Extracted records
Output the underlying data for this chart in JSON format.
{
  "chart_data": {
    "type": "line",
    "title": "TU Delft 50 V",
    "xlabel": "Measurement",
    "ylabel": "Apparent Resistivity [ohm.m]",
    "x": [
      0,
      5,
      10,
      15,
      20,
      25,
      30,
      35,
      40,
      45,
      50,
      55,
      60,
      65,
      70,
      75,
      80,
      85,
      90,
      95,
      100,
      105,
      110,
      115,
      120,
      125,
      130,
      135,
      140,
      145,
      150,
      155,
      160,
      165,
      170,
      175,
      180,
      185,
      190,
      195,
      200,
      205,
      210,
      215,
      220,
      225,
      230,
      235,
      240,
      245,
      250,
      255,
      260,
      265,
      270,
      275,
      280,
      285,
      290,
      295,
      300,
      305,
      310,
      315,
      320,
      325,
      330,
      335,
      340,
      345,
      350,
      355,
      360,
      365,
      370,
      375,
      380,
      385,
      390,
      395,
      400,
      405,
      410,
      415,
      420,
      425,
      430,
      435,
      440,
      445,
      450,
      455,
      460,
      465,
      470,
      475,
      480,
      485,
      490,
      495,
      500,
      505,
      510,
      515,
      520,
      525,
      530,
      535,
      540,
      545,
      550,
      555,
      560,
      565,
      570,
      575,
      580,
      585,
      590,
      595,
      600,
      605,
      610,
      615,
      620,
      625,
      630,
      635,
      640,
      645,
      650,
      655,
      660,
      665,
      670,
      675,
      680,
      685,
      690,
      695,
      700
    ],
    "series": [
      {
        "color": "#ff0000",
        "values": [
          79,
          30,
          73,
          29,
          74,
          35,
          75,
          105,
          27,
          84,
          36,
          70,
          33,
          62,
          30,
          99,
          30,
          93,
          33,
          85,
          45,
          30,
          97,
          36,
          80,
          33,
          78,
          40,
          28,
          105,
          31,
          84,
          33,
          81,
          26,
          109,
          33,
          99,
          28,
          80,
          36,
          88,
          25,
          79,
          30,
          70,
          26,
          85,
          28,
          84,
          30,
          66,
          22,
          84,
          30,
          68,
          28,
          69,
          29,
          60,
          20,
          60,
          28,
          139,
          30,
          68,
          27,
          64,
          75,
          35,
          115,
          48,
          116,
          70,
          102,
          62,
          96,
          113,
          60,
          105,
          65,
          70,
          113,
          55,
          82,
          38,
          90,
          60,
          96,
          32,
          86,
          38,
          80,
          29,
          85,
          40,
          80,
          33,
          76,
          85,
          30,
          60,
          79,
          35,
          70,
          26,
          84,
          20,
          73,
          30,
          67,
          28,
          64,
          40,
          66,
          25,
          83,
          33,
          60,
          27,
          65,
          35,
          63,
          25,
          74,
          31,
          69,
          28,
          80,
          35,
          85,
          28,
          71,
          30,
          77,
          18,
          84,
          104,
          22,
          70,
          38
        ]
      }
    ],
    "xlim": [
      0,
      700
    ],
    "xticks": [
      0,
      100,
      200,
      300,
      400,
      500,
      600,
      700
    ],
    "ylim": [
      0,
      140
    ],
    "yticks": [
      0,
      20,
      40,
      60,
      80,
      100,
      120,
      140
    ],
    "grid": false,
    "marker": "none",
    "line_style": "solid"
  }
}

= What is needed =
Copy out the full set of records precisely, leaving nothing out.

= Task output =
Output the underlying data for this chart in JSON format.
{
  "chart_data": {
    "type": "line",
    "title": "TU Delft 50 V",
    "xlabel": "Measurement",
    "ylabel": "Apparent Resistivity [ohm.m]",
    "x": [
      0,
      5,
      10,
      15,
      20,
      25,
      30,
      35,
      40,
      45,
      50,
      55,
      60,
      65,
      70,
      75,
      80,
      85,
      90,
      95,
      100,
      105,
      110,
      115,
      120,
      125,
      130,
      135,
      140,
      145,
      150,
      155,
      160,
      165,
      170,
      175,
      180,
      185,
      190,
      195,
      200,
      205,
      210,
      215,
      220,
      225,
      230,
      235,
      240,
      245,
      250,
      255,
      260,
      265,
      270,
      275,
      280,
      285,
      290,
      295,
      300,
      305,
      310,
      315,
      320,
      325,
      330,
      335,
      340,
      345,
      350,
      355,
      360,
      365,
      370,
      375,
      380,
      385,
      390,
      395,
      400,
      405,
      410,
      415,
      420,
      425,
      430,
      435,
      440,
      445,
      450,
      455,
      460,
      465,
      470,
      475,
      480,
      485,
      490,
      495,
      500,
      505,
      510,
      515,
      520,
      525,
      530,
      535,
      540,
      545,
      550,
      555,
      560,
      565,
      570,
      575,
      580,
      585,
      590,
      595,
      600,
      605,
      610,
      615,
      620,
      625,
      630,
      635,
      640,
      645,
      650,
      655,
      660,
      665,
      670,
      675,
      680,
      685,
      690,
      695,
      700
    ],
    "series": [
      {
        "color": "#ff0000",
        "values": [
          79,
          30,
          73,
          29,
          74,
          35,
          75,
          105,
          27,
          84,
          36,
          70,
          33,
          62,
          30,
          99,
          30,
          93,
          33,
          85,
          45,
          30,
          97,
          36,
          80,
          33,
          78,
          40,
          28,
          105,
          31,
          84,
          33,
          81,
          26,
          109,
          33,
          99,
          28,
          80,
          36,
          88,
          25,
          79,
          30,
          70,
          26,
          85,
          28,
          84,
          30,
          66,
          22,
          84,
          30,
          68,
          28,
          69,
          29,
          60,
          20,
          60,
          28,
          139,
          30,
          68,
          27,
          64,
          75,
          35,
          115,
          48,
          116,
          70,
          102,
          62,
          96,
          113,
          60,
          105,
          65,
          70,
          113,
          55,
          82,
          38,
          90,
          60,
          96,
          32,
          86,
          38,
          80,
          29,
          85,
          40,
          80,
          33,
          76,
          85,
          30,
          60,
          79,
          35,
          70,
          26,
          84,
          20,
          73,
          30,
          67,
          28,
          64,
          40,
          66,
          25,
          83,
          33,
          60,
          27,
          65,
          35,
          63,
          25,
          74,
          31,
          69,
          28,
          80,
          35,
          85,
          28,
          71,
          30,
          77,
          18,
          84,
          104,
          22,
          70,
          38
        ]
      }
    ],
    "xlim": [
      0,
      700
    ],
    "xticks": [
      0,
      100,
      200,
      300,
      400,
      500,
      600,
      700
    ],
    "ylim": [
      0,
      140
    ],
    "yticks": [
      0,
      20,
      40,
      60,
      80,
      100,
      120,
      140
    ],
    "grid": false,
    "marker": "none",
    "line_style": "solid"
  }
}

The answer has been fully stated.